Exclude the pictures; give every entry again exactly as written.

┌──

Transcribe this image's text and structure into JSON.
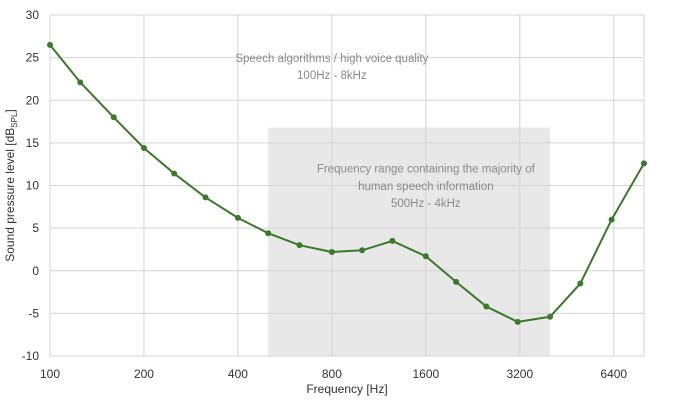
{
  "chart_data": {
    "type": "line",
    "title": "",
    "xlabel": "Frequency [Hz]",
    "ylabel": "Sound pressure level [dBSPL]",
    "ylabel_parts": {
      "main": "Sound pressure level [dB",
      "sub": "SPL",
      "close": "]"
    },
    "x_scale": "log2",
    "xlim": [
      100,
      8000
    ],
    "ylim": [
      -10,
      30
    ],
    "grid": true,
    "x_ticks": [
      100,
      200,
      400,
      800,
      1600,
      3200,
      6400
    ],
    "x_tick_labels": [
      "100",
      "200",
      "400",
      "800",
      "1600",
      "3200",
      "6400"
    ],
    "y_ticks": [
      -10,
      -5,
      0,
      5,
      10,
      15,
      20,
      25,
      30
    ],
    "y_tick_labels": [
      "-10",
      "-5",
      "0",
      "5",
      "10",
      "15",
      "20",
      "25",
      "30"
    ],
    "series": [
      {
        "x": [
          100,
          125,
          160,
          200,
          250,
          315,
          400,
          500,
          630,
          800,
          1000,
          1250,
          1600,
          2000,
          2500,
          3150,
          4000,
          5000,
          6300,
          8000
        ],
        "values": [
          26.5,
          22.1,
          18.0,
          14.4,
          11.4,
          8.6,
          6.2,
          4.4,
          3.0,
          2.2,
          2.4,
          3.5,
          1.7,
          -1.3,
          -4.2,
          -6.0,
          -5.4,
          -1.5,
          6.0,
          12.6
        ],
        "color": "#3a7a2a"
      }
    ],
    "shaded_band": {
      "x_range": [
        500,
        4000
      ],
      "y_range": [
        -10,
        16.8
      ],
      "color": "#e8e8e8"
    },
    "annotations": [
      {
        "text": "Speech algorithms / high voice quality",
        "x": 800,
        "y": 24.5
      },
      {
        "text": "100Hz - 8kHz",
        "x": 800,
        "y": 22.5
      },
      {
        "text": "Frequency range containing the majority of",
        "x": 1600,
        "y": 11.5
      },
      {
        "text": "human speech information",
        "x": 1600,
        "y": 9.5
      },
      {
        "text": "500Hz - 4kHz",
        "x": 1600,
        "y": 7.5
      }
    ]
  }
}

└──

#### [WRITTEN RESPONSE]
Transcribe this image's text and structure into JSON.
{
  "chart_data": {
    "type": "line",
    "title": "",
    "xlabel": "Frequency [Hz]",
    "ylabel": "Sound pressure level [dBSPL]",
    "ylabel_parts": {
      "main": "Sound pressure level [dB",
      "sub": "SPL",
      "close": "]"
    },
    "x_scale": "log2",
    "xlim": [
      100,
      8000
    ],
    "ylim": [
      -10,
      30
    ],
    "grid": true,
    "x_ticks": [
      100,
      200,
      400,
      800,
      1600,
      3200,
      6400
    ],
    "x_tick_labels": [
      "100",
      "200",
      "400",
      "800",
      "1600",
      "3200",
      "6400"
    ],
    "y_ticks": [
      -10,
      -5,
      0,
      5,
      10,
      15,
      20,
      25,
      30
    ],
    "y_tick_labels": [
      "-10",
      "-5",
      "0",
      "5",
      "10",
      "15",
      "20",
      "25",
      "30"
    ],
    "series": [
      {
        "x": [
          100,
          125,
          160,
          200,
          250,
          315,
          400,
          500,
          630,
          800,
          1000,
          1250,
          1600,
          2000,
          2500,
          3150,
          4000,
          5000,
          6300,
          8000
        ],
        "values": [
          26.5,
          22.1,
          18.0,
          14.4,
          11.4,
          8.6,
          6.2,
          4.4,
          3.0,
          2.2,
          2.4,
          3.5,
          1.7,
          -1.3,
          -4.2,
          -6.0,
          -5.4,
          -1.5,
          6.0,
          12.6
        ],
        "color": "#3a7a2a"
      }
    ],
    "shaded_band": {
      "x_range": [
        500,
        4000
      ],
      "y_range": [
        -10,
        16.8
      ],
      "color": "#e8e8e8"
    },
    "annotations": [
      {
        "text": "Speech algorithms / high voice quality",
        "x": 800,
        "y": 24.5
      },
      {
        "text": "100Hz - 8kHz",
        "x": 800,
        "y": 22.5
      },
      {
        "text": "Frequency range containing the majority of",
        "x": 1600,
        "y": 11.5
      },
      {
        "text": "human speech information",
        "x": 1600,
        "y": 9.5
      },
      {
        "text": "500Hz - 4kHz",
        "x": 1600,
        "y": 7.5
      }
    ]
  }
}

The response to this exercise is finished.